The problem.
Write out each line beneath this one exactly as it reads.

Stored records.

## start

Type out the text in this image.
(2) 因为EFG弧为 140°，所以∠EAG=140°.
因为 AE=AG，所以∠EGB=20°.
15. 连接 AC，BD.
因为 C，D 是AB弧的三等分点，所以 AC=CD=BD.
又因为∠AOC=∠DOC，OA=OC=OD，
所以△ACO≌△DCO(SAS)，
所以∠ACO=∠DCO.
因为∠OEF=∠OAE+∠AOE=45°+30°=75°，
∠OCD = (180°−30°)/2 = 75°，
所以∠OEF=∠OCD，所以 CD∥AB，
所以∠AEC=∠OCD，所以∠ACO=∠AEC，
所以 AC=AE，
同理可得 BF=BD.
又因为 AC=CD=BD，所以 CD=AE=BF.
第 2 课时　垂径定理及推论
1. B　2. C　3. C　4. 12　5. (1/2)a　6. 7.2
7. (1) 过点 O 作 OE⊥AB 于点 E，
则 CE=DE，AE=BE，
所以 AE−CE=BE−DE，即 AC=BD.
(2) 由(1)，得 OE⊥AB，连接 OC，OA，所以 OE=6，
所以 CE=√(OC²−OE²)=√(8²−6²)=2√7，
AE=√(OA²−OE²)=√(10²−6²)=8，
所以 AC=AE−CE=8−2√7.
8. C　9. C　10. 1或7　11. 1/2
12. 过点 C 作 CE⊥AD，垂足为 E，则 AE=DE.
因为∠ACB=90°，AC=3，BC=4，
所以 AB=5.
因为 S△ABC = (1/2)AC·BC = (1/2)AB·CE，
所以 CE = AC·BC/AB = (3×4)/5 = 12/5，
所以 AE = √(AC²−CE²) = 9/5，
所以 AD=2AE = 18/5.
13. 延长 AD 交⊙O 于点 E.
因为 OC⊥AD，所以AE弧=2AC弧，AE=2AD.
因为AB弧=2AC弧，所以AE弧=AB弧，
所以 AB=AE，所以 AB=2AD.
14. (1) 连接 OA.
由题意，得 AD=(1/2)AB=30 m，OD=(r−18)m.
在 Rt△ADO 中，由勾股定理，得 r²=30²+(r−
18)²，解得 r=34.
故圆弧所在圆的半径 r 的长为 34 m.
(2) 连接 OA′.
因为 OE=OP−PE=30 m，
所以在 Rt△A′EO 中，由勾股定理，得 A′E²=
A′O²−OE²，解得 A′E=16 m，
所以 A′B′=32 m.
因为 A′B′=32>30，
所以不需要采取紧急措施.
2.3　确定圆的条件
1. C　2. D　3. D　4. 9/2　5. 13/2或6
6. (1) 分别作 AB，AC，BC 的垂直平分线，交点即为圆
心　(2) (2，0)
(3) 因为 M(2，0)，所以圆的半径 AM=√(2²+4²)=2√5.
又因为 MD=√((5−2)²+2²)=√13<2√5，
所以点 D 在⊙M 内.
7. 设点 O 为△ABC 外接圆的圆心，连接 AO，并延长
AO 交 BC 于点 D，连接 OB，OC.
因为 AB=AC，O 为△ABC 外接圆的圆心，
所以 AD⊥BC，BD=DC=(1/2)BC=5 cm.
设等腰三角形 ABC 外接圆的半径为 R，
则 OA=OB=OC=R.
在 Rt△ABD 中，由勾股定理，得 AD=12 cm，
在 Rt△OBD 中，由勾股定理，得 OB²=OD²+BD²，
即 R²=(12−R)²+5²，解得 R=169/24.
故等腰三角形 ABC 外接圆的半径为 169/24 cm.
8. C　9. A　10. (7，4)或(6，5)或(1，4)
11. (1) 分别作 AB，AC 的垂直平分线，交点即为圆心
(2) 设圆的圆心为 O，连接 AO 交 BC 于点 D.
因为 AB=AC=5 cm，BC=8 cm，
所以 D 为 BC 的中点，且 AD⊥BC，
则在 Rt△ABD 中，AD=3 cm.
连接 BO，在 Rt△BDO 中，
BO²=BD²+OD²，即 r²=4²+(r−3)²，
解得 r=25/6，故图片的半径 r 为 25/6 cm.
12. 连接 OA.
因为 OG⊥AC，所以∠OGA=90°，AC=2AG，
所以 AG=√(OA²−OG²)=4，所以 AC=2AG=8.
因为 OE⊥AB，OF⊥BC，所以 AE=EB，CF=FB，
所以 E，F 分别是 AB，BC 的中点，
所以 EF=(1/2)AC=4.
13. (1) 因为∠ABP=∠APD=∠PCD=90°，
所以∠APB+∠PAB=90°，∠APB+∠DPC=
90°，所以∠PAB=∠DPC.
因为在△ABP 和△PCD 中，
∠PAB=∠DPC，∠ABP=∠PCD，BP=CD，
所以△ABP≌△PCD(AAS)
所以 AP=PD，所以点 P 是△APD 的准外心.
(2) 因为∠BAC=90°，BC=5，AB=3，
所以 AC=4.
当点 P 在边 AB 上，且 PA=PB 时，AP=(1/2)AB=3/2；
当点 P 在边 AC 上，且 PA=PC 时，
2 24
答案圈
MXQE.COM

## end

Response to this exercise.
Type out the text in this image.
(2) 因为EFG弧为 140°，所以∠EAG=140°.
因为 AE=AG，所以∠EGB=20°.
15. 连接 AC，BD.
因为 C，D 是AB弧的三等分点，所以 AC=CD=BD.
又因为∠AOC=∠DOC，OA=OC=OD，
所以△ACO≌△DCO(SAS)，
所以∠ACO=∠DCO.
因为∠OEF=∠OAE+∠AOE=45°+30°=75°，
∠OCD = (180°−30°)/2 = 75°，
所以∠OEF=∠OCD，所以 CD∥AB，
所以∠AEC=∠OCD，所以∠ACO=∠AEC，
所以 AC=AE，
同理可得 BF=BD.
又因为 AC=CD=BD，所以 CD=AE=BF.
第 2 课时　垂径定理及推论
1. B　2. C　3. C　4. 12　5. (1/2)a　6. 7.2
7. (1) 过点 O 作 OE⊥AB 于点 E，
则 CE=DE，AE=BE，
所以 AE−CE=BE−DE，即 AC=BD.
(2) 由(1)，得 OE⊥AB，连接 OC，OA，所以 OE=6，
所以 CE=√(OC²−OE²)=√(8²−6²)=2√7，
AE=√(OA²−OE²)=√(10²−6²)=8，
所以 AC=AE−CE=8−2√7.
8. C　9. C　10. 1或7　11. 1/2
12. 过点 C 作 CE⊥AD，垂足为 E，则 AE=DE.
因为∠ACB=90°，AC=3，BC=4，
所以 AB=5.
因为 S△ABC = (1/2)AC·BC = (1/2)AB·CE，
所以 CE = AC·BC/AB = (3×4)/5 = 12/5，
所以 AE = √(AC²−CE²) = 9/5，
所以 AD=2AE = 18/5.
13. 延长 AD 交⊙O 于点 E.
因为 OC⊥AD，所以AE弧=2AC弧，AE=2AD.
因为AB弧=2AC弧，所以AE弧=AB弧，
所以 AB=AE，所以 AB=2AD.
14. (1) 连接 OA.
由题意，得 AD=(1/2)AB=30 m，OD=(r−18)m.
在 Rt△ADO 中，由勾股定理，得 r²=30²+(r−
18)²，解得 r=34.
故圆弧所在圆的半径 r 的长为 34 m.
(2) 连接 OA′.
因为 OE=OP−PE=30 m，
所以在 Rt△A′EO 中，由勾股定理，得 A′E²=
A′O²−OE²，解得 A′E=16 m，
所以 A′B′=32 m.
因为 A′B′=32>30，
所以不需要采取紧急措施.
2.3　确定圆的条件
1. C　2. D　3. D　4. 9/2　5. 13/2或6
6. (1) 分别作 AB，AC，BC 的垂直平分线，交点即为圆
心　(2) (2，0)
(3) 因为 M(2，0)，所以圆的半径 AM=√(2²+4²)=2√5.
又因为 MD=√((5−2)²+2²)=√13<2√5，
所以点 D 在⊙M 内.
7. 设点 O 为△ABC 外接圆的圆心，连接 AO，并延长
AO 交 BC 于点 D，连接 OB，OC.
因为 AB=AC，O 为△ABC 外接圆的圆心，
所以 AD⊥BC，BD=DC=(1/2)BC=5 cm.
设等腰三角形 ABC 外接圆的半径为 R，
则 OA=OB=OC=R.
在 Rt△ABD 中，由勾股定理，得 AD=12 cm，
在 Rt△OBD 中，由勾股定理，得 OB²=OD²+BD²，
即 R²=(12−R)²+5²，解得 R=169/24.
故等腰三角形 ABC 外接圆的半径为 169/24 cm.
8. C　9. A　10. (7，4)或(6，5)或(1，4)
11. (1) 分别作 AB，AC 的垂直平分线，交点即为圆心
(2) 设圆的圆心为 O，连接 AO 交 BC 于点 D.
因为 AB=AC=5 cm，BC=8 cm，
所以 D 为 BC 的中点，且 AD⊥BC，
则在 Rt△ABD 中，AD=3 cm.
连接 BO，在 Rt△BDO 中，
BO²=BD²+OD²，即 r²=4²+(r−3)²，
解得 r=25/6，故图片的半径 r 为 25/6 cm.
12. 连接 OA.
因为 OG⊥AC，所以∠OGA=90°，AC=2AG，
所以 AG=√(OA²−OG²)=4，所以 AC=2AG=8.
因为 OE⊥AB，OF⊥BC，所以 AE=EB，CF=FB，
所以 E，F 分别是 AB，BC 的中点，
所以 EF=(1/2)AC=4.
13. (1) 因为∠ABP=∠APD=∠PCD=90°，
所以∠APB+∠PAB=90°，∠APB+∠DPC=
90°，所以∠PAB=∠DPC.
因为在△ABP 和△PCD 中，
∠PAB=∠DPC，∠ABP=∠PCD，BP=CD，
所以△ABP≌△PCD(AAS)
所以 AP=PD，所以点 P 是△APD 的准外心.
(2) 因为∠BAC=90°，BC=5，AB=3，
所以 AC=4.
当点 P 在边 AB 上，且 PA=PB 时，AP=(1/2)AB=3/2；
当点 P 在边 AC 上，且 PA=PC 时，
2 24
答案圈
MXQE.COM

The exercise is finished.